[A run of records]

--- Start ---

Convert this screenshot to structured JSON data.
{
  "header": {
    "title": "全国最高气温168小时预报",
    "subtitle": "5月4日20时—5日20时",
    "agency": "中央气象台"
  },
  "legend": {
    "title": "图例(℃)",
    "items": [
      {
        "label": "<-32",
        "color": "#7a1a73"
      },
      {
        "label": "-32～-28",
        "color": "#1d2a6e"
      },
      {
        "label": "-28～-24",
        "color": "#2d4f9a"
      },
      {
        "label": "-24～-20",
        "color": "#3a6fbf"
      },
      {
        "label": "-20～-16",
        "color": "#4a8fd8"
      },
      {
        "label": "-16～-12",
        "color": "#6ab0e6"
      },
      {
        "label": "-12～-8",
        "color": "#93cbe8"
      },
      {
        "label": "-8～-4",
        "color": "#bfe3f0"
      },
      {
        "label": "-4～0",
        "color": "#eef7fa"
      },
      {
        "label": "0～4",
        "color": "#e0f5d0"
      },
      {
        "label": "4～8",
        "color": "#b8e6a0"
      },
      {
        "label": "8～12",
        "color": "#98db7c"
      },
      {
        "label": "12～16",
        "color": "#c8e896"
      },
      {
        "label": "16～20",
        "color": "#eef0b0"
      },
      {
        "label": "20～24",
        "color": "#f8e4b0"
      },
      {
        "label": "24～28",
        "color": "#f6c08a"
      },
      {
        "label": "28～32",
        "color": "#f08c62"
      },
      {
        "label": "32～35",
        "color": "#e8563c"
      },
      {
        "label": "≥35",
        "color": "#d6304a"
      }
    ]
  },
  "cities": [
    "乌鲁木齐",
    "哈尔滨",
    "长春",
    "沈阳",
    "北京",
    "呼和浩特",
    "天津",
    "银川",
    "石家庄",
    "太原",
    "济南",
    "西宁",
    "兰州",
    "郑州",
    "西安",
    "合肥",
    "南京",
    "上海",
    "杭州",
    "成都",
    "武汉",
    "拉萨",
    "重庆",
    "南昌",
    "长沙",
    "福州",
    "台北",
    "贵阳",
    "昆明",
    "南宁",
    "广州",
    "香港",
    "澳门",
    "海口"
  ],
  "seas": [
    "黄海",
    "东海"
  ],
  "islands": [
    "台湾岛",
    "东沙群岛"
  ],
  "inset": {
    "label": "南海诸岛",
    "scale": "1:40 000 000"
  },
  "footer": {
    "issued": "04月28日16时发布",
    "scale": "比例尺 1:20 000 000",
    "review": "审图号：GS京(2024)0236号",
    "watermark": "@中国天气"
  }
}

--- End ---

* STATED GOAL
Check every line of the data, and copy the ones that contain "scale".

* SOLVED EXERCISE
    "scale": "1:40 000 000"
    "scale": "比例尺 1:20 000 000",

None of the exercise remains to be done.